Figure collection entries
──────────
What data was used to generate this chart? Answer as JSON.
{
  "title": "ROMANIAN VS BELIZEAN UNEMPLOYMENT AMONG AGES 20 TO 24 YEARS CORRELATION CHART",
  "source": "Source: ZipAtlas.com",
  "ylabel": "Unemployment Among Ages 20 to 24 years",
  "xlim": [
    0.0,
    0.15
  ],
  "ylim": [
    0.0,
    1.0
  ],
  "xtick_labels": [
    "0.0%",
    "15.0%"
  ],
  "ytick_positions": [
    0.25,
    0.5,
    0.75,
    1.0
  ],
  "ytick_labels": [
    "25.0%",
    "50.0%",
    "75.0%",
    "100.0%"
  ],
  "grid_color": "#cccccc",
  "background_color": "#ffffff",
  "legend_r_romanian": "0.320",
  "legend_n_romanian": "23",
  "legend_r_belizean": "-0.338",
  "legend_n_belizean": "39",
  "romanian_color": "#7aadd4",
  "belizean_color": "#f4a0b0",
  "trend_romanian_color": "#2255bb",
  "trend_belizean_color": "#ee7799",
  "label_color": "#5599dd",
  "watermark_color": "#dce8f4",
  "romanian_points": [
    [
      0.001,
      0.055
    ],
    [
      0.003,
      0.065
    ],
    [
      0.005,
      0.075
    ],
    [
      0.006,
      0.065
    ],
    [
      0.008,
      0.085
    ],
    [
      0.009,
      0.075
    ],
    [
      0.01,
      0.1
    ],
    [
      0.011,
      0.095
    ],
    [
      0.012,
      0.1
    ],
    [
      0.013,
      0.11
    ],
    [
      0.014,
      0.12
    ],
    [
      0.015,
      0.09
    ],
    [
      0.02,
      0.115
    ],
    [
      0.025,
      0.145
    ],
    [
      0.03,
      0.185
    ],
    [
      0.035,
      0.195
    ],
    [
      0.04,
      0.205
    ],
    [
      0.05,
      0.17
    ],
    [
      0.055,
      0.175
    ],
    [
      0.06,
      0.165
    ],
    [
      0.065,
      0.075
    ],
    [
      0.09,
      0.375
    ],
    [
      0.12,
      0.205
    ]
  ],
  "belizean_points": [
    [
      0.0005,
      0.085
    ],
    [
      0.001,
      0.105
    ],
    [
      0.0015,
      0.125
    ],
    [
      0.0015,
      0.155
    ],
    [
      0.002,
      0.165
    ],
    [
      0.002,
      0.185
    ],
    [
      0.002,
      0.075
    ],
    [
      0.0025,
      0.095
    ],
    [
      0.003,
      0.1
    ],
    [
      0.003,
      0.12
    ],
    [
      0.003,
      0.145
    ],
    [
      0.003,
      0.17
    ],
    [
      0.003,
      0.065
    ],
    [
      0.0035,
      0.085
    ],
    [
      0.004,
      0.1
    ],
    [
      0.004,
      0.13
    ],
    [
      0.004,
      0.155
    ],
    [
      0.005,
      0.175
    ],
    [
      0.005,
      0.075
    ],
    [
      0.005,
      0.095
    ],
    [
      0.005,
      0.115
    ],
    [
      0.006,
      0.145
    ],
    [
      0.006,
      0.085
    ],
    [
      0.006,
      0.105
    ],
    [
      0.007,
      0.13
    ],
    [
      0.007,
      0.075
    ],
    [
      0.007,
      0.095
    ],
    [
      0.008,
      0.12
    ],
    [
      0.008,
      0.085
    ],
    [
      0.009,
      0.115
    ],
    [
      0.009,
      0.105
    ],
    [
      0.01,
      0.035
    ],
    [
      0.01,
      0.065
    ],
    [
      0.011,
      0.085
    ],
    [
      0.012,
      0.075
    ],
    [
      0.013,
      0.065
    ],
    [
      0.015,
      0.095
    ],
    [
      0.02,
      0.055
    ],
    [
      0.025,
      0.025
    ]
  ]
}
──────────
→ AIM OF THE TASK
Reproduce all of the data exactly as given.

→ REPLY TO THE TASK
What data was used to generate this chart? Answer as JSON.
{
  "title": "ROMANIAN VS BELIZEAN UNEMPLOYMENT AMONG AGES 20 TO 24 YEARS CORRELATION CHART",
  "source": "Source: ZipAtlas.com",
  "ylabel": "Unemployment Among Ages 20 to 24 years",
  "xlim": [
    0.0,
    0.15
  ],
  "ylim": [
    0.0,
    1.0
  ],
  "xtick_labels": [
    "0.0%",
    "15.0%"
  ],
  "ytick_positions": [
    0.25,
    0.5,
    0.75,
    1.0
  ],
  "ytick_labels": [
    "25.0%",
    "50.0%",
    "75.0%",
    "100.0%"
  ],
  "grid_color": "#cccccc",
  "background_color": "#ffffff",
  "legend_r_romanian": "0.320",
  "legend_n_romanian": "23",
  "legend_r_belizean": "-0.338",
  "legend_n_belizean": "39",
  "romanian_color": "#7aadd4",
  "belizean_color": "#f4a0b0",
  "trend_romanian_color": "#2255bb",
  "trend_belizean_color": "#ee7799",
  "label_color": "#5599dd",
  "watermark_color": "#dce8f4",
  "romanian_points": [
    [
      0.001,
      0.055
    ],
    [
      0.003,
      0.065
    ],
    [
      0.005,
      0.075
    ],
    [
      0.006,
      0.065
    ],
    [
      0.008,
      0.085
    ],
    [
      0.009,
      0.075
    ],
    [
      0.01,
      0.1
    ],
    [
      0.011,
      0.095
    ],
    [
      0.012,
      0.1
    ],
    [
      0.013,
      0.11
    ],
    [
      0.014,
      0.12
    ],
    [
      0.015,
      0.09
    ],
    [
      0.02,
      0.115
    ],
    [
      0.025,
      0.145
    ],
    [
      0.03,
      0.185
    ],
    [
      0.035,
      0.195
    ],
    [
      0.04,
      0.205
    ],
    [
      0.05,
      0.17
    ],
    [
      0.055,
      0.175
    ],
    [
      0.06,
      0.165
    ],
    [
      0.065,
      0.075
    ],
    [
      0.09,
      0.375
    ],
    [
      0.12,
      0.205
    ]
  ],
  "belizean_points": [
    [
      0.0005,
      0.085
    ],
    [
      0.001,
      0.105
    ],
    [
      0.0015,
      0.125
    ],
    [
      0.0015,
      0.155
    ],
    [
      0.002,
      0.165
    ],
    [
      0.002,
      0.185
    ],
    [
      0.002,
      0.075
    ],
    [
      0.0025,
      0.095
    ],
    [
      0.003,
      0.1
    ],
    [
      0.003,
      0.12
    ],
    [
      0.003,
      0.145
    ],
    [
      0.003,
      0.17
    ],
    [
      0.003,
      0.065
    ],
    [
      0.0035,
      0.085
    ],
    [
      0.004,
      0.1
    ],
    [
      0.004,
      0.13
    ],
    [
      0.004,
      0.155
    ],
    [
      0.005,
      0.175
    ],
    [
      0.005,
      0.075
    ],
    [
      0.005,
      0.095
    ],
    [
      0.005,
      0.115
    ],
    [
      0.006,
      0.145
    ],
    [
      0.006,
      0.085
    ],
    [
      0.006,
      0.105
    ],
    [
      0.007,
      0.13
    ],
    [
      0.007,
      0.075
    ],
    [
      0.007,
      0.095
    ],
    [
      0.008,
      0.12
    ],
    [
      0.008,
      0.085
    ],
    [
      0.009,
      0.115
    ],
    [
      0.009,
      0.105
    ],
    [
      0.01,
      0.035
    ],
    [
      0.01,
      0.065
    ],
    [
      0.011,
      0.085
    ],
    [
      0.012,
      0.075
    ],
    [
      0.013,
      0.065
    ],
    [
      0.015,
      0.095
    ],
    [
      0.02,
      0.055
    ],
    [
      0.025,
      0.025
    ]
  ]
}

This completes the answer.